The problem: Find every line with the word "적용기한" and give their count, nothing else.

— BEGIN Data section —

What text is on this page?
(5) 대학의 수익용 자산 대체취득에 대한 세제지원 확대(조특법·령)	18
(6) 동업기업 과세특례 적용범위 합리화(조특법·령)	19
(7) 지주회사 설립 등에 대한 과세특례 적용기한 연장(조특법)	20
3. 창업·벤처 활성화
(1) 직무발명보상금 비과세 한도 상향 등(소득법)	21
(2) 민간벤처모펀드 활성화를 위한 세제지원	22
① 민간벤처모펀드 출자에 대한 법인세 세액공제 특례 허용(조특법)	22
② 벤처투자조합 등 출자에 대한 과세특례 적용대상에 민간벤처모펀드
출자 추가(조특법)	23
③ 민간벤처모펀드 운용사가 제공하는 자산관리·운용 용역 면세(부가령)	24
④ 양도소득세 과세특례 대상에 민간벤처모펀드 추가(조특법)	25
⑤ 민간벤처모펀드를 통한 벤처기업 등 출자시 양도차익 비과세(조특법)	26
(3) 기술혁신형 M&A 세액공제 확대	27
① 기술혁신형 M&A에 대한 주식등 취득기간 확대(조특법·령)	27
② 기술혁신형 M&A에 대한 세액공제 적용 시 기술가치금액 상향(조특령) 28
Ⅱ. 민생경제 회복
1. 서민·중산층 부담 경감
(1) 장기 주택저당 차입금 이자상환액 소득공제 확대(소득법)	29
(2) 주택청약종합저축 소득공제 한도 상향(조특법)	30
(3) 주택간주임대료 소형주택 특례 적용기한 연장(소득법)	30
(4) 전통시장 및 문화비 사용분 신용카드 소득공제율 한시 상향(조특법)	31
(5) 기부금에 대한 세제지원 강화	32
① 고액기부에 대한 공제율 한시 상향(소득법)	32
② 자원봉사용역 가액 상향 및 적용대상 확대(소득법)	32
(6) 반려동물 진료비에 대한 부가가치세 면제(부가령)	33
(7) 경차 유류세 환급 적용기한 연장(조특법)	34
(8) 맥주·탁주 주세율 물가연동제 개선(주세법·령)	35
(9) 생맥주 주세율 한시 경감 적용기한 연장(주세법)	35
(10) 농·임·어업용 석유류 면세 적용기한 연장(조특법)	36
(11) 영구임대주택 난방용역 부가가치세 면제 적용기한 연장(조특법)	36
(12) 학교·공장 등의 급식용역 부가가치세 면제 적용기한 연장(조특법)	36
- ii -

— END Data section —

Answer for the task: 7